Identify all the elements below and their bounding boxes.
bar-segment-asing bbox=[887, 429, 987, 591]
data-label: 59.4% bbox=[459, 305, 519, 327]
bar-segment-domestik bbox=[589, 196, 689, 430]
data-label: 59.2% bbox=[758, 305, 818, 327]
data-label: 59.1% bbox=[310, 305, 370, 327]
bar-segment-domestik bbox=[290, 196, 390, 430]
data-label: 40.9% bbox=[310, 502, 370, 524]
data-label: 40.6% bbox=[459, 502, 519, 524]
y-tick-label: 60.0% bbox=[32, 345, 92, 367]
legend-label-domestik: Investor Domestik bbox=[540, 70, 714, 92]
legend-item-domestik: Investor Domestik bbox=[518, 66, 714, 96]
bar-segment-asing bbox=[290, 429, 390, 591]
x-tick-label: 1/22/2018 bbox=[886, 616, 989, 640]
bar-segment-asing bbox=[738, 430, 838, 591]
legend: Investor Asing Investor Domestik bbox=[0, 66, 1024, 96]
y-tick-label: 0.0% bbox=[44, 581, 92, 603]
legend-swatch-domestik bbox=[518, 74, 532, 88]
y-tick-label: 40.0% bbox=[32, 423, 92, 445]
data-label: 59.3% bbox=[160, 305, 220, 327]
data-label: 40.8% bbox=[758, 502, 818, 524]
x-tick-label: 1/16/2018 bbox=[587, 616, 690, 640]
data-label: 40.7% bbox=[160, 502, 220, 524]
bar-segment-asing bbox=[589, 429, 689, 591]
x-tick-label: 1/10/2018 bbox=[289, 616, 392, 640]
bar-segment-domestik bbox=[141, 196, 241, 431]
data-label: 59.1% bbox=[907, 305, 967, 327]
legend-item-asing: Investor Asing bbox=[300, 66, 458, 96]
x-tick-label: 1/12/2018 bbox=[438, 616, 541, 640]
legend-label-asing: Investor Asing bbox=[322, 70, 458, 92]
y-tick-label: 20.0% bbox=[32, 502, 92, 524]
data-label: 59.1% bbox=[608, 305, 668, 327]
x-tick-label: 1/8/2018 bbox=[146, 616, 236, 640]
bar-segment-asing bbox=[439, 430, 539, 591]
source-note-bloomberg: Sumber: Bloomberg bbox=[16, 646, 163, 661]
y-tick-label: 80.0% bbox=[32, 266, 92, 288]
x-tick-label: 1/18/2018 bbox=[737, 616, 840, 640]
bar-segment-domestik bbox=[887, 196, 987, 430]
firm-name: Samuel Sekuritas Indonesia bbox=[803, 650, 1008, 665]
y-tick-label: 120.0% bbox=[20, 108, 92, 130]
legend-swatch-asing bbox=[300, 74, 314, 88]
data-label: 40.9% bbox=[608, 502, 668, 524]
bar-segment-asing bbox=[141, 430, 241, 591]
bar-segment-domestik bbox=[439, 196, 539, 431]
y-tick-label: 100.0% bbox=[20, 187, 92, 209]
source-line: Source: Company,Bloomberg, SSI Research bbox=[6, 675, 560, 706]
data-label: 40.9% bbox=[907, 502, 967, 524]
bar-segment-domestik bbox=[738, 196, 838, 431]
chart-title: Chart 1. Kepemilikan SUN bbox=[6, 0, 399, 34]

──────

THE PROBLEM: Can you reproduce every one of the records above word for word, leaving nothing out and changing nothing?

TASK RESULT:
Identify all the elements below and their bounding boxes.
bar-segment-asing bbox=[887, 429, 987, 591]
data-label: 59.4% bbox=[459, 305, 519, 327]
bar-segment-domestik bbox=[589, 196, 689, 430]
data-label: 59.2% bbox=[758, 305, 818, 327]
data-label: 59.1% bbox=[310, 305, 370, 327]
bar-segment-domestik bbox=[290, 196, 390, 430]
data-label: 40.9% bbox=[310, 502, 370, 524]
data-label: 40.6% bbox=[459, 502, 519, 524]
y-tick-label: 60.0% bbox=[32, 345, 92, 367]
legend-label-domestik: Investor Domestik bbox=[540, 70, 714, 92]
legend-item-domestik: Investor Domestik bbox=[518, 66, 714, 96]
bar-segment-asing bbox=[290, 429, 390, 591]
x-tick-label: 1/22/2018 bbox=[886, 616, 989, 640]
bar-segment-asing bbox=[738, 430, 838, 591]
legend: Investor Asing Investor Domestik bbox=[0, 66, 1024, 96]
y-tick-label: 0.0% bbox=[44, 581, 92, 603]
legend-swatch-domestik bbox=[518, 74, 532, 88]
y-tick-label: 40.0% bbox=[32, 423, 92, 445]
data-label: 59.3% bbox=[160, 305, 220, 327]
data-label: 40.8% bbox=[758, 502, 818, 524]
x-tick-label: 1/16/2018 bbox=[587, 616, 690, 640]
data-label: 40.7% bbox=[160, 502, 220, 524]
bar-segment-asing bbox=[589, 429, 689, 591]
x-tick-label: 1/10/2018 bbox=[289, 616, 392, 640]
bar-segment-domestik bbox=[141, 196, 241, 431]
data-label: 59.1% bbox=[907, 305, 967, 327]
legend-item-asing: Investor Asing bbox=[300, 66, 458, 96]
x-tick-label: 1/12/2018 bbox=[438, 616, 541, 640]
legend-label-asing: Investor Asing bbox=[322, 70, 458, 92]
y-tick-label: 20.0% bbox=[32, 502, 92, 524]
data-label: 59.1% bbox=[608, 305, 668, 327]
x-tick-label: 1/8/2018 bbox=[146, 616, 236, 640]
bar-segment-asing bbox=[439, 430, 539, 591]
source-note-bloomberg: Sumber: Bloomberg bbox=[16, 646, 163, 661]
y-tick-label: 80.0% bbox=[32, 266, 92, 288]
x-tick-label: 1/18/2018 bbox=[737, 616, 840, 640]
bar-segment-domestik bbox=[887, 196, 987, 430]
firm-name: Samuel Sekuritas Indonesia bbox=[803, 650, 1008, 665]
y-tick-label: 120.0% bbox=[20, 108, 92, 130]
legend-swatch-asing bbox=[300, 74, 314, 88]
data-label: 40.9% bbox=[608, 502, 668, 524]
bar-segment-asing bbox=[141, 430, 241, 591]
bar-segment-domestik bbox=[439, 196, 539, 431]
y-tick-label: 100.0% bbox=[20, 187, 92, 209]
source-line: Source: Company,Bloomberg, SSI Research bbox=[6, 675, 560, 706]
data-label: 40.9% bbox=[907, 502, 967, 524]
bar-segment-domestik bbox=[738, 196, 838, 431]
chart-title: Chart 1. Kepemilikan SUN bbox=[6, 0, 399, 34]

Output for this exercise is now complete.